#### Supplied data ####

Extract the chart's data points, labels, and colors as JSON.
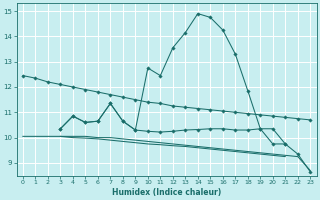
{
  "xlabel": "Humidex (Indice chaleur)",
  "xlim": [
    -0.5,
    23.5
  ],
  "ylim": [
    8.5,
    15.3
  ],
  "yticks": [
    9,
    10,
    11,
    12,
    13,
    14,
    15
  ],
  "xticks": [
    0,
    1,
    2,
    3,
    4,
    5,
    6,
    7,
    8,
    9,
    10,
    11,
    12,
    13,
    14,
    15,
    16,
    17,
    18,
    19,
    20,
    21,
    22,
    23
  ],
  "background_color": "#c8eef0",
  "grid_color": "#ffffff",
  "line_color": "#1a6e6a",
  "series": [
    {
      "x": [
        0,
        1,
        2,
        3,
        4,
        5,
        6,
        7,
        8,
        9,
        10,
        11,
        12,
        13,
        14,
        15,
        16,
        17,
        18,
        19,
        20,
        21,
        22,
        23
      ],
      "y": [
        12.45,
        12.35,
        12.2,
        12.1,
        12.0,
        11.9,
        11.8,
        11.7,
        11.6,
        11.5,
        11.4,
        11.35,
        11.25,
        11.2,
        11.15,
        11.1,
        11.05,
        11.0,
        10.95,
        10.9,
        10.85,
        10.8,
        10.75,
        10.7
      ],
      "marker": true
    },
    {
      "x": [
        3,
        4,
        5,
        6,
        7,
        8,
        9,
        10,
        11,
        12,
        13,
        14,
        15,
        16,
        17,
        18,
        19,
        20,
        21,
        22,
        23
      ],
      "y": [
        10.35,
        10.85,
        10.6,
        10.65,
        11.35,
        10.65,
        10.3,
        12.75,
        12.45,
        13.55,
        14.15,
        14.9,
        14.75,
        14.25,
        13.3,
        11.85,
        10.35,
        10.35,
        9.75,
        9.35,
        8.65
      ],
      "marker": true
    },
    {
      "x": [
        0,
        1,
        2,
        3,
        4,
        5,
        6,
        7,
        8,
        9,
        10,
        11,
        12,
        13,
        14,
        15,
        16,
        17,
        18,
        19,
        20,
        21,
        22,
        23
      ],
      "y": [
        10.05,
        10.05,
        10.05,
        10.05,
        10.05,
        10.05,
        10.0,
        10.0,
        9.95,
        9.9,
        9.85,
        9.8,
        9.75,
        9.7,
        9.65,
        9.6,
        9.55,
        9.5,
        9.45,
        9.4,
        9.35,
        9.3,
        9.25,
        8.7
      ],
      "marker": false
    },
    {
      "x": [
        3,
        4,
        5,
        6,
        7,
        8,
        9,
        10,
        11,
        12,
        13,
        14,
        15,
        16,
        17,
        18,
        19,
        20,
        21
      ],
      "y": [
        10.05,
        10.0,
        9.98,
        9.95,
        9.9,
        9.85,
        9.8,
        9.75,
        9.72,
        9.68,
        9.65,
        9.6,
        9.55,
        9.5,
        9.45,
        9.4,
        9.35,
        9.3,
        9.25
      ],
      "marker": false
    },
    {
      "x": [
        3,
        4,
        5,
        6,
        7,
        8,
        9,
        10,
        11,
        12,
        13,
        14,
        15,
        16,
        17,
        18,
        19,
        20,
        21
      ],
      "y": [
        10.35,
        10.85,
        10.6,
        10.65,
        11.35,
        10.65,
        10.3,
        10.25,
        10.22,
        10.25,
        10.3,
        10.32,
        10.35,
        10.35,
        10.3,
        10.3,
        10.35,
        9.75,
        9.75
      ],
      "marker": true
    }
  ]
}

####

## What this task involves
Except for the pictures, give all the material above again verbatim.

## Task result
Extract the chart's data points, labels, and colors as JSON.
{
  "xlabel": "Humidex (Indice chaleur)",
  "xlim": [
    -0.5,
    23.5
  ],
  "ylim": [
    8.5,
    15.3
  ],
  "yticks": [
    9,
    10,
    11,
    12,
    13,
    14,
    15
  ],
  "xticks": [
    0,
    1,
    2,
    3,
    4,
    5,
    6,
    7,
    8,
    9,
    10,
    11,
    12,
    13,
    14,
    15,
    16,
    17,
    18,
    19,
    20,
    21,
    22,
    23
  ],
  "background_color": "#c8eef0",
  "grid_color": "#ffffff",
  "line_color": "#1a6e6a",
  "series": [
    {
      "x": [
        0,
        1,
        2,
        3,
        4,
        5,
        6,
        7,
        8,
        9,
        10,
        11,
        12,
        13,
        14,
        15,
        16,
        17,
        18,
        19,
        20,
        21,
        22,
        23
      ],
      "y": [
        12.45,
        12.35,
        12.2,
        12.1,
        12.0,
        11.9,
        11.8,
        11.7,
        11.6,
        11.5,
        11.4,
        11.35,
        11.25,
        11.2,
        11.15,
        11.1,
        11.05,
        11.0,
        10.95,
        10.9,
        10.85,
        10.8,
        10.75,
        10.7
      ],
      "marker": true
    },
    {
      "x": [
        3,
        4,
        5,
        6,
        7,
        8,
        9,
        10,
        11,
        12,
        13,
        14,
        15,
        16,
        17,
        18,
        19,
        20,
        21,
        22,
        23
      ],
      "y": [
        10.35,
        10.85,
        10.6,
        10.65,
        11.35,
        10.65,
        10.3,
        12.75,
        12.45,
        13.55,
        14.15,
        14.9,
        14.75,
        14.25,
        13.3,
        11.85,
        10.35,
        10.35,
        9.75,
        9.35,
        8.65
      ],
      "marker": true
    },
    {
      "x": [
        0,
        1,
        2,
        3,
        4,
        5,
        6,
        7,
        8,
        9,
        10,
        11,
        12,
        13,
        14,
        15,
        16,
        17,
        18,
        19,
        20,
        21,
        22,
        23
      ],
      "y": [
        10.05,
        10.05,
        10.05,
        10.05,
        10.05,
        10.05,
        10.0,
        10.0,
        9.95,
        9.9,
        9.85,
        9.8,
        9.75,
        9.7,
        9.65,
        9.6,
        9.55,
        9.5,
        9.45,
        9.4,
        9.35,
        9.3,
        9.25,
        8.7
      ],
      "marker": false
    },
    {
      "x": [
        3,
        4,
        5,
        6,
        7,
        8,
        9,
        10,
        11,
        12,
        13,
        14,
        15,
        16,
        17,
        18,
        19,
        20,
        21
      ],
      "y": [
        10.05,
        10.0,
        9.98,
        9.95,
        9.9,
        9.85,
        9.8,
        9.75,
        9.72,
        9.68,
        9.65,
        9.6,
        9.55,
        9.5,
        9.45,
        9.4,
        9.35,
        9.3,
        9.25
      ],
      "marker": false
    },
    {
      "x": [
        3,
        4,
        5,
        6,
        7,
        8,
        9,
        10,
        11,
        12,
        13,
        14,
        15,
        16,
        17,
        18,
        19,
        20,
        21
      ],
      "y": [
        10.35,
        10.85,
        10.6,
        10.65,
        11.35,
        10.65,
        10.3,
        10.25,
        10.22,
        10.25,
        10.3,
        10.32,
        10.35,
        10.35,
        10.3,
        10.3,
        10.35,
        9.75,
        9.75
      ],
      "marker": true
    }
  ]
}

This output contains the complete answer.